## TASK GOAL:
Exactly reproduce each record listed below.

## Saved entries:
______________________________
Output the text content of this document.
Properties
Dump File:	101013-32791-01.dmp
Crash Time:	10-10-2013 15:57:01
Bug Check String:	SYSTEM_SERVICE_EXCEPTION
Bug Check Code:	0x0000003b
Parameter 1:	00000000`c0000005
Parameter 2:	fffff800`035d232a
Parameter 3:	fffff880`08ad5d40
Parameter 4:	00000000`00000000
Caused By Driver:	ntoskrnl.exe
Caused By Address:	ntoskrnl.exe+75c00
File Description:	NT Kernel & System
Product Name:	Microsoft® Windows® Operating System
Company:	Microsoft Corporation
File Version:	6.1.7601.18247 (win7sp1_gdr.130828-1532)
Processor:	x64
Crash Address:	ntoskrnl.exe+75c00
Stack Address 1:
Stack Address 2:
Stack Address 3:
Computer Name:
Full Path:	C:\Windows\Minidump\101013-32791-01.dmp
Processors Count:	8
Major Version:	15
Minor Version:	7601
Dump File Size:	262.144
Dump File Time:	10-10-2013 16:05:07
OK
______________________________
## SOLUTION TO THE EXERCISE:
Output the text content of this document.
Properties
Dump File:	101013-32791-01.dmp
Crash Time:	10-10-2013 15:57:01
Bug Check String:	SYSTEM_SERVICE_EXCEPTION
Bug Check Code:	0x0000003b
Parameter 1:	00000000`c0000005
Parameter 2:	fffff800`035d232a
Parameter 3:	fffff880`08ad5d40
Parameter 4:	00000000`00000000
Caused By Driver:	ntoskrnl.exe
Caused By Address:	ntoskrnl.exe+75c00
File Description:	NT Kernel & System
Product Name:	Microsoft® Windows® Operating System
Company:	Microsoft Corporation
File Version:	6.1.7601.18247 (win7sp1_gdr.130828-1532)
Processor:	x64
Crash Address:	ntoskrnl.exe+75c00
Stack Address 1:
Stack Address 2:
Stack Address 3:
Computer Name:
Full Path:	C:\Windows\Minidump\101013-32791-01.dmp
Processors Count:	8
Major Version:	15
Minor Version:	7601
Dump File Size:	262.144
Dump File Time:	10-10-2013 16:05:07
OK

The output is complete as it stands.